(YOUR INSTRUCTIONS) Rewrite the material from its first line through the line with "briefcase-icon [56,299,94,337]", putting "form-label" wherever "field-label" appears and leaving everything else unchanged.

[Spatial annotation entries]

-=-=-=-=-

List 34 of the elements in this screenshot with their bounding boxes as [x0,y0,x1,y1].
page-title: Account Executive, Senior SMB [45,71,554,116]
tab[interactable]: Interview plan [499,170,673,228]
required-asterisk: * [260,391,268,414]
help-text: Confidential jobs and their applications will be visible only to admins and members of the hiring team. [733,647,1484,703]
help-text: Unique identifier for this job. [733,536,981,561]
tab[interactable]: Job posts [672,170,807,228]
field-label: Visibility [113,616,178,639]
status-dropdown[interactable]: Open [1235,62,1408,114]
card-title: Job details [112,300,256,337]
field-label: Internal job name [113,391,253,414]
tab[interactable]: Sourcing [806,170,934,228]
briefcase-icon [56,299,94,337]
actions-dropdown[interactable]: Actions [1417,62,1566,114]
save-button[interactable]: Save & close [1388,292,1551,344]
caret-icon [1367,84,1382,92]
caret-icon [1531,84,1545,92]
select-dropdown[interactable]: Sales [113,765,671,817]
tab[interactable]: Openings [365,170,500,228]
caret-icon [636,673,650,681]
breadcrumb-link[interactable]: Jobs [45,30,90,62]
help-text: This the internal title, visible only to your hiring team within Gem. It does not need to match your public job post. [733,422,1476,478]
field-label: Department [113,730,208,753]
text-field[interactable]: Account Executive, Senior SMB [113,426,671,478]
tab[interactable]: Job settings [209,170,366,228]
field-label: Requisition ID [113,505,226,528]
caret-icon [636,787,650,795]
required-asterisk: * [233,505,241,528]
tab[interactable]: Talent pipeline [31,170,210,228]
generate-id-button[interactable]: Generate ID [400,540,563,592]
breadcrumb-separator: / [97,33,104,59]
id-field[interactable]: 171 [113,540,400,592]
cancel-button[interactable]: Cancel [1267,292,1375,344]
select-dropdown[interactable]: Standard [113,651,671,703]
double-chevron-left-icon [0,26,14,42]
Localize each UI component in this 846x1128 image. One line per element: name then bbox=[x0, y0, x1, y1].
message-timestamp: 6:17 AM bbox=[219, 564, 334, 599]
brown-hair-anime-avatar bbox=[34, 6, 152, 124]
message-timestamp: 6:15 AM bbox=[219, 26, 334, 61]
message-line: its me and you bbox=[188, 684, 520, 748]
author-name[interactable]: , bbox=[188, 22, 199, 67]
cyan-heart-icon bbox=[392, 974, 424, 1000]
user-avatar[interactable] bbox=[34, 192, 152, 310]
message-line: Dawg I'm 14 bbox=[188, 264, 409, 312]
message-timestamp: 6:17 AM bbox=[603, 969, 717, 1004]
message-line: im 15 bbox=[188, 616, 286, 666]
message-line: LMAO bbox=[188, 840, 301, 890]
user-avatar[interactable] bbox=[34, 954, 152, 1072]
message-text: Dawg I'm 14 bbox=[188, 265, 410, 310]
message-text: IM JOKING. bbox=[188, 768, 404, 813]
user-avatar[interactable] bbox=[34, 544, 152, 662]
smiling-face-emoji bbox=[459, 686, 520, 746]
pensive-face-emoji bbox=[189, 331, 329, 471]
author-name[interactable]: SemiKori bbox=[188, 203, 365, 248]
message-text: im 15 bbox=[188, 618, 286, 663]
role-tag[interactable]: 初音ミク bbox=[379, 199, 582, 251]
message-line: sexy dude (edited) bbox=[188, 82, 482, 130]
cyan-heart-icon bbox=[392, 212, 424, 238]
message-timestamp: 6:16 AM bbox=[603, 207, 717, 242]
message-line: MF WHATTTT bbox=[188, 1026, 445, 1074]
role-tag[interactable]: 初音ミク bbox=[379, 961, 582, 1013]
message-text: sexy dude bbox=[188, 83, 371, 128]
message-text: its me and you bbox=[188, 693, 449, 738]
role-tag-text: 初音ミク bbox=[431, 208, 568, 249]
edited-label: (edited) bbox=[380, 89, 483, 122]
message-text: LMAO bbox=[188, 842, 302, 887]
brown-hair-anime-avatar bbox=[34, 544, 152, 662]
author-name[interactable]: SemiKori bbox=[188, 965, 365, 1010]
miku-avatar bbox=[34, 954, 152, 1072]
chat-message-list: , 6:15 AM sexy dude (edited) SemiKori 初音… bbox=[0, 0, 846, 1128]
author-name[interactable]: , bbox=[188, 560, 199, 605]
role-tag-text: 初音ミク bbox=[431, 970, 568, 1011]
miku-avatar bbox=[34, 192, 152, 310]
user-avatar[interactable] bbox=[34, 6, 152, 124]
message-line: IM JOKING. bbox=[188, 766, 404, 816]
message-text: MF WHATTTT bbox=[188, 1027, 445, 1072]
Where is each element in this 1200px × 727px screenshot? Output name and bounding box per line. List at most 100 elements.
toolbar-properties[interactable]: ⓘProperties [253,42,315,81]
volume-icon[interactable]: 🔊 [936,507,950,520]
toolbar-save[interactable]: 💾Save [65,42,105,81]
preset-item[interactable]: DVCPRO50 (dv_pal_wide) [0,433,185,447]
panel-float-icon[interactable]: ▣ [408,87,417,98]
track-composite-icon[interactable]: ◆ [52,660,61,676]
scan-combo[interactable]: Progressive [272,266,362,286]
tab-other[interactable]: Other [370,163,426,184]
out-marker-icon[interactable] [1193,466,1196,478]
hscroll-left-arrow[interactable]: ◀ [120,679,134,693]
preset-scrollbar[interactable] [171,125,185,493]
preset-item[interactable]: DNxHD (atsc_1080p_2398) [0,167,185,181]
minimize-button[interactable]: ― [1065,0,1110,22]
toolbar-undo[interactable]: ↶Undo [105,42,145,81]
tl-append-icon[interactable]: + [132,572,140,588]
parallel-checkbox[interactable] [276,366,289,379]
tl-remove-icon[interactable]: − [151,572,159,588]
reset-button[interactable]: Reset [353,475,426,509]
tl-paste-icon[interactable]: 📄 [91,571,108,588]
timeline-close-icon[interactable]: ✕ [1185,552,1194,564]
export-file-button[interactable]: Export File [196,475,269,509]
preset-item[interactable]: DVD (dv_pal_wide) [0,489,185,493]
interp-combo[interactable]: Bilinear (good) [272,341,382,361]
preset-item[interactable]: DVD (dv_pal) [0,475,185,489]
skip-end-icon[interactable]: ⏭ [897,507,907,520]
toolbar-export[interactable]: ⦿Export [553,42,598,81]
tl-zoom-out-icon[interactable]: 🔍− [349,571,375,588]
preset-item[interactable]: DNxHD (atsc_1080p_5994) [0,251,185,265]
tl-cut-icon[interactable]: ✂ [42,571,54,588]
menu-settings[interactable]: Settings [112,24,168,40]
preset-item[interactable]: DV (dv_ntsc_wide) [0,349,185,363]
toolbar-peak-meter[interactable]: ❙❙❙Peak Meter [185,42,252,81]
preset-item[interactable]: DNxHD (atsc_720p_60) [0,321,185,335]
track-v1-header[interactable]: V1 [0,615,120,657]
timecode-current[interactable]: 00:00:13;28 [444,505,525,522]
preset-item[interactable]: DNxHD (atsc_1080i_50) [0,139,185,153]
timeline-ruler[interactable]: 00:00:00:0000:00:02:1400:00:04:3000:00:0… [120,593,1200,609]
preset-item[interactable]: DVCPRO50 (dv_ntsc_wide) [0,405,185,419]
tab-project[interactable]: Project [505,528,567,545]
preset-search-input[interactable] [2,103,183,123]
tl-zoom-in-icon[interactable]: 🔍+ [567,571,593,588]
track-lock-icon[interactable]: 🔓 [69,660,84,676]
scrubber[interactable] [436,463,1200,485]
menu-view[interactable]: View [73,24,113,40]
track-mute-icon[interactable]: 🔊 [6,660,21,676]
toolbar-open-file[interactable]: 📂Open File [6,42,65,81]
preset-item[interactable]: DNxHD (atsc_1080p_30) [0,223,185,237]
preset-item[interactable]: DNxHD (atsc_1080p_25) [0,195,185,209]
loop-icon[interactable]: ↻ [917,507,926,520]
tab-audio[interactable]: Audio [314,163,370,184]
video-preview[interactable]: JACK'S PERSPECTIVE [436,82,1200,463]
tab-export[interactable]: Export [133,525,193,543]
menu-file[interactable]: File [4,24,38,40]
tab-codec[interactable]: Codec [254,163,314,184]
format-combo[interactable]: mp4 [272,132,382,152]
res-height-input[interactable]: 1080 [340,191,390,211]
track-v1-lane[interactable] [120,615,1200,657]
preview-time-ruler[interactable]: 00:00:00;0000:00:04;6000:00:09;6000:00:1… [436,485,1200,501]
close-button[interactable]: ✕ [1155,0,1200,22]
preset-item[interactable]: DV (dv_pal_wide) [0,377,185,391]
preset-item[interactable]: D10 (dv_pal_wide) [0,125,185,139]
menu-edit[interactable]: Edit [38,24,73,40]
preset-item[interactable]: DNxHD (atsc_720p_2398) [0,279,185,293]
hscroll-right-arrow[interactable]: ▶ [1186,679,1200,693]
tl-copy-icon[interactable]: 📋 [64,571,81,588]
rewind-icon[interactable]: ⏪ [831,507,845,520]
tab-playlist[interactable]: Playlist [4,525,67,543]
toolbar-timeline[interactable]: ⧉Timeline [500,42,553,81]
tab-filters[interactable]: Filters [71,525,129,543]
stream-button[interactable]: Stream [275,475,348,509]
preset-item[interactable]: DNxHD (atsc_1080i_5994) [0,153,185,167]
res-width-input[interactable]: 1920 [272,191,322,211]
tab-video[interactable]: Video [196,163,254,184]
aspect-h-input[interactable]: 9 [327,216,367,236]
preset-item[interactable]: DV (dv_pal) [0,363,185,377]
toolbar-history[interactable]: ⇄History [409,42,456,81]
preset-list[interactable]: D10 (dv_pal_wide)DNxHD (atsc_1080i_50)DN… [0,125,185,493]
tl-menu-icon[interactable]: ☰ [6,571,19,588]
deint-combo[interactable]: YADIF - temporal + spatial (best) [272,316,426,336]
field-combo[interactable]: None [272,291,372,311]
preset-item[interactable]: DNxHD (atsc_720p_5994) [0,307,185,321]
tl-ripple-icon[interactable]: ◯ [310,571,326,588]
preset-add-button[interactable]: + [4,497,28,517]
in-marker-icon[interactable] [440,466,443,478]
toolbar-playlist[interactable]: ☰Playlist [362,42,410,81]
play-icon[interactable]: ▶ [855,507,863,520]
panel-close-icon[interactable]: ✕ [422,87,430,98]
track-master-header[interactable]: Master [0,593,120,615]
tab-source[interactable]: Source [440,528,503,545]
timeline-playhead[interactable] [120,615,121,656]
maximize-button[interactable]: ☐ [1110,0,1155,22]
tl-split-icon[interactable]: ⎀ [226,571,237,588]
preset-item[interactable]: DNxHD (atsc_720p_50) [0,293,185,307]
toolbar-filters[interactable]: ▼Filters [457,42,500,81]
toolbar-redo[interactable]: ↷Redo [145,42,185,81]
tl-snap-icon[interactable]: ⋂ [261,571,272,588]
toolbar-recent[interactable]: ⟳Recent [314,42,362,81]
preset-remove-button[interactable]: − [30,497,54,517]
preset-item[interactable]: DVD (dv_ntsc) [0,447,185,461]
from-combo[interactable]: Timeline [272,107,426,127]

-=-=-=-=-

(WORKED SOLUTION)
List 34 of the elements in this screenshot with their bounding boxes as [x0,y0,x1,y1].
page-title: Account Executive, Senior SMB [45,71,554,116]
tab[interactable]: Interview plan [499,170,673,228]
required-asterisk: * [260,391,268,414]
help-text: Confidential jobs and their applications will be visible only to admins and members of the hiring team. [733,647,1484,703]
help-text: Unique identifier for this job. [733,536,981,561]
tab[interactable]: Job posts [672,170,807,228]
form-label: Visibility [113,616,178,639]
status-dropdown[interactable]: Open [1235,62,1408,114]
card-title: Job details [112,300,256,337]
form-label: Internal job name [113,391,253,414]
tab[interactable]: Sourcing [806,170,934,228]
briefcase-icon [56,299,94,337]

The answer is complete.